## Begin Records to use

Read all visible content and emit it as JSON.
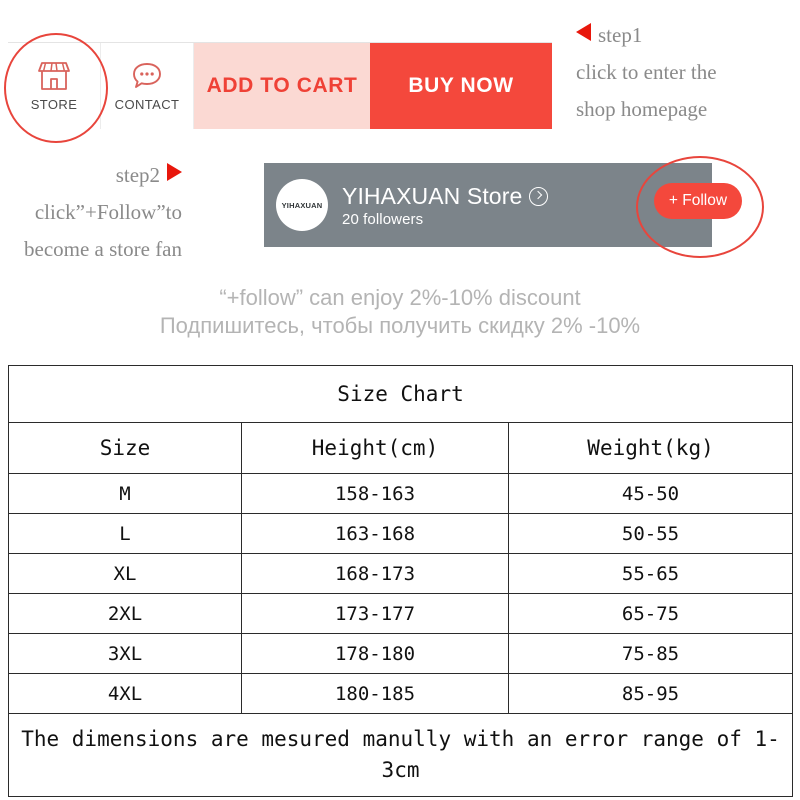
{
  "action_bar": {
    "store_button": {
      "label": "STORE",
      "icon": "storefront-icon"
    },
    "contact_button": {
      "label": "CONTACT",
      "icon": "chat-bubble-icon"
    },
    "add_to_cart_label": "ADD TO CART",
    "buy_now_label": "BUY NOW",
    "colors": {
      "add_to_cart_bg": "#fbd9d3",
      "add_to_cart_text": "#ef4136",
      "buy_now_bg": "#f4483c",
      "buy_now_text": "#ffffff",
      "icon_outline": "#d9635c"
    }
  },
  "annotations": {
    "step1": {
      "arrow": "arrow-left-icon",
      "title": "step1",
      "line1": "click to enter the",
      "line2": "shop homepage"
    },
    "step2": {
      "arrow": "arrow-right-icon",
      "title": "step2",
      "line1": "click”+Follow”to",
      "line2": "become a store fan"
    },
    "circle_color": "#e8453c",
    "arrow_color": "#e8170c"
  },
  "store_banner": {
    "avatar_text": "YIHAXUAN",
    "store_name": "YIHAXUAN Store",
    "chevron_icon": "chevron-right-circle-icon",
    "followers": "20 followers",
    "follow_button_label": "+ Follow",
    "background_color": "#7c848a",
    "follow_button_color": "#f4483c"
  },
  "discount": {
    "line_en": "“+follow”  can enjoy 2%-10% discount",
    "line_ru": "Подпишитесь, чтобы получить скидку 2% -10%",
    "text_color": "#b4b4b4"
  },
  "size_chart": {
    "title": "Size Chart",
    "headers": [
      "Size",
      "Height(cm)",
      "Weight(kg)"
    ],
    "rows": [
      [
        "M",
        "158-163",
        "45-50"
      ],
      [
        "L",
        "163-168",
        "50-55"
      ],
      [
        "XL",
        "168-173",
        "55-65"
      ],
      [
        "2XL",
        "173-177",
        "65-75"
      ],
      [
        "3XL",
        "178-180",
        "75-85"
      ],
      [
        "4XL",
        "180-185",
        "85-95"
      ]
    ],
    "note": "The dimensions are mesured manully with an error range of 1-3cm"
  }
}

## End Records to use

Could you reproduce every record above exactly, leaving out the pictures?

Read all visible content and emit it as JSON.
{
  "action_bar": {
    "store_button": {
      "label": "STORE",
      "icon": "storefront-icon"
    },
    "contact_button": {
      "label": "CONTACT",
      "icon": "chat-bubble-icon"
    },
    "add_to_cart_label": "ADD TO CART",
    "buy_now_label": "BUY NOW",
    "colors": {
      "add_to_cart_bg": "#fbd9d3",
      "add_to_cart_text": "#ef4136",
      "buy_now_bg": "#f4483c",
      "buy_now_text": "#ffffff",
      "icon_outline": "#d9635c"
    }
  },
  "annotations": {
    "step1": {
      "arrow": "arrow-left-icon",
      "title": "step1",
      "line1": "click to enter the",
      "line2": "shop homepage"
    },
    "step2": {
      "arrow": "arrow-right-icon",
      "title": "step2",
      "line1": "click”+Follow”to",
      "line2": "become a store fan"
    },
    "circle_color": "#e8453c",
    "arrow_color": "#e8170c"
  },
  "store_banner": {
    "avatar_text": "YIHAXUAN",
    "store_name": "YIHAXUAN Store",
    "chevron_icon": "chevron-right-circle-icon",
    "followers": "20 followers",
    "follow_button_label": "+ Follow",
    "background_color": "#7c848a",
    "follow_button_color": "#f4483c"
  },
  "discount": {
    "line_en": "“+follow”  can enjoy 2%-10% discount",
    "line_ru": "Подпишитесь, чтобы получить скидку 2% -10%",
    "text_color": "#b4b4b4"
  },
  "size_chart": {
    "title": "Size Chart",
    "headers": [
      "Size",
      "Height(cm)",
      "Weight(kg)"
    ],
    "rows": [
      [
        "M",
        "158-163",
        "45-50"
      ],
      [
        "L",
        "163-168",
        "50-55"
      ],
      [
        "XL",
        "168-173",
        "55-65"
      ],
      [
        "2XL",
        "173-177",
        "65-75"
      ],
      [
        "3XL",
        "178-180",
        "75-85"
      ],
      [
        "4XL",
        "180-185",
        "85-95"
      ]
    ],
    "note": "The dimensions are mesured manully with an error range of 1-3cm"
  }
}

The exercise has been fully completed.